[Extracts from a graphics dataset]

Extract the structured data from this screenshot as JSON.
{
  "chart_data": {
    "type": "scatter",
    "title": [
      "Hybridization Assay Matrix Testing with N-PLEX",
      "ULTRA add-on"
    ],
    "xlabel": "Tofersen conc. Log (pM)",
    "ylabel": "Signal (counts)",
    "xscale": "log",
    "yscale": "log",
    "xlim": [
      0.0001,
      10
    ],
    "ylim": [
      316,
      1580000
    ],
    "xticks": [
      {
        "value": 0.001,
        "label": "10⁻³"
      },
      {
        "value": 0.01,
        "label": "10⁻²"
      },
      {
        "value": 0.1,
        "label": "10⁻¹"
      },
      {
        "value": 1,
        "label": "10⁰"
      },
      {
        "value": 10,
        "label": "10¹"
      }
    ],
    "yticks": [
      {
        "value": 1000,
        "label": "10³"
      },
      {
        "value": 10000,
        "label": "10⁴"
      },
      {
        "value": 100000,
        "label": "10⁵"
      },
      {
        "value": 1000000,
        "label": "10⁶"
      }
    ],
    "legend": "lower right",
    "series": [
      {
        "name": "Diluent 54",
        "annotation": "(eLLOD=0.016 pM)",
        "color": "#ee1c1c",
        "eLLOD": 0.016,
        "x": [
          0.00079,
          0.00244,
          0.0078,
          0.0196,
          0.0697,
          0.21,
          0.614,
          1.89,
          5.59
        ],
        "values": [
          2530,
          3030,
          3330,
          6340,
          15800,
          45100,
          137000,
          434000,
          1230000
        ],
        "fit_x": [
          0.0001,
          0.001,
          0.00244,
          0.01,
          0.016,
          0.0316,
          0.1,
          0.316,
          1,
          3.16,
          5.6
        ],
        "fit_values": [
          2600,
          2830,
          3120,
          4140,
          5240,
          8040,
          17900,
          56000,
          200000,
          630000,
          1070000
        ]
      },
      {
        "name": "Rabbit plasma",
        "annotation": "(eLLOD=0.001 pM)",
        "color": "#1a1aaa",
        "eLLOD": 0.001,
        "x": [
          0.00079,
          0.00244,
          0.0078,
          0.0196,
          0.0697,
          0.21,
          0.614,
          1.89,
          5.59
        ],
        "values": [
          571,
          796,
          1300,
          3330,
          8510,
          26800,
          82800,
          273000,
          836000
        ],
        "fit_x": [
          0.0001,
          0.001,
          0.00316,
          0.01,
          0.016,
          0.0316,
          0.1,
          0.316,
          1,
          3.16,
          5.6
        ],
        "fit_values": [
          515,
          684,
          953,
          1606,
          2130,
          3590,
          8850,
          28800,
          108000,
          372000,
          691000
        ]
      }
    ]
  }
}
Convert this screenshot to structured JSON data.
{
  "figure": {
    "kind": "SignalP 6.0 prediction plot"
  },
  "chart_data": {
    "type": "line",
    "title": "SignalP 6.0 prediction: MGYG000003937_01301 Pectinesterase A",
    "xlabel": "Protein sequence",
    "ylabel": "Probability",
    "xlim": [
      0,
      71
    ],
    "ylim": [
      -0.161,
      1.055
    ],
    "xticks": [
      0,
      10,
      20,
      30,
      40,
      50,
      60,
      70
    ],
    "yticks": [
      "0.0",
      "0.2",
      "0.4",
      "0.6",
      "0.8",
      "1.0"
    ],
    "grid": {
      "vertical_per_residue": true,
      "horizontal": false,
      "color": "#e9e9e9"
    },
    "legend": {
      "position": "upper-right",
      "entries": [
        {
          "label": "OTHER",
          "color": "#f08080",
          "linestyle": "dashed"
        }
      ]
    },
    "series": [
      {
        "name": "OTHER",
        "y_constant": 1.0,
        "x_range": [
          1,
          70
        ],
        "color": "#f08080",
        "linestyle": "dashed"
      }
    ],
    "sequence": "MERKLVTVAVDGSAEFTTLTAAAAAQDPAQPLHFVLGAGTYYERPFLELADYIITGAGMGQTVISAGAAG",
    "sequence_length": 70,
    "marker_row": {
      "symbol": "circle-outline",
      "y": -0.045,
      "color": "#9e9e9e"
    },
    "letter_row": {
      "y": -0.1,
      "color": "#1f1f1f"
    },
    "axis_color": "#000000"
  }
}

Directions for this task » In the records above, find each line holding "name" and copy it.

Solution for this task »
        "name": "Diluent 54",
        "name": "Rabbit plasma",
        "name": "OTHER",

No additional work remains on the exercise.